— Begin —
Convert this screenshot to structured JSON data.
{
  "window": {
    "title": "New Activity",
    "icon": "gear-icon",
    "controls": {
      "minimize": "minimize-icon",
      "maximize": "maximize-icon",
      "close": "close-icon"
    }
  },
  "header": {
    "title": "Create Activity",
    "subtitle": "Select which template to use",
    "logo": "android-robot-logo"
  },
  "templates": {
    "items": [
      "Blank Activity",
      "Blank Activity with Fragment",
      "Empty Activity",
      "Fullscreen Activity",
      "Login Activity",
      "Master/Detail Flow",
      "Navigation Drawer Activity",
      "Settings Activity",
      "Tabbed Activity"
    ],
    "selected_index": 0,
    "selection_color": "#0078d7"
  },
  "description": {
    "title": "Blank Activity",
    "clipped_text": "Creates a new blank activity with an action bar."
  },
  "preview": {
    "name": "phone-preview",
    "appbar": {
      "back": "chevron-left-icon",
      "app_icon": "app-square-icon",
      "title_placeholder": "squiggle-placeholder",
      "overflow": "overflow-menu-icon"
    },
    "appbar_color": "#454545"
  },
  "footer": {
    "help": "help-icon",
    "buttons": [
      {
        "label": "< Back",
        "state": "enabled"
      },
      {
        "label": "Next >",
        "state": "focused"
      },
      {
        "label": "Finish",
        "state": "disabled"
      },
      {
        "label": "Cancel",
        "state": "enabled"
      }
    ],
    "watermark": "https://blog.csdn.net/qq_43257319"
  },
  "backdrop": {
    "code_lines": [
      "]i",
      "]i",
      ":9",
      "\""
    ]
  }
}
— End —
TASK BRIEF:
Return every line from the records above that holds the word "label".

EXERCISE ANSWER:
        "label": "< Back",
        "label": "Next >",
        "label": "Finish",
        "label": "Cancel",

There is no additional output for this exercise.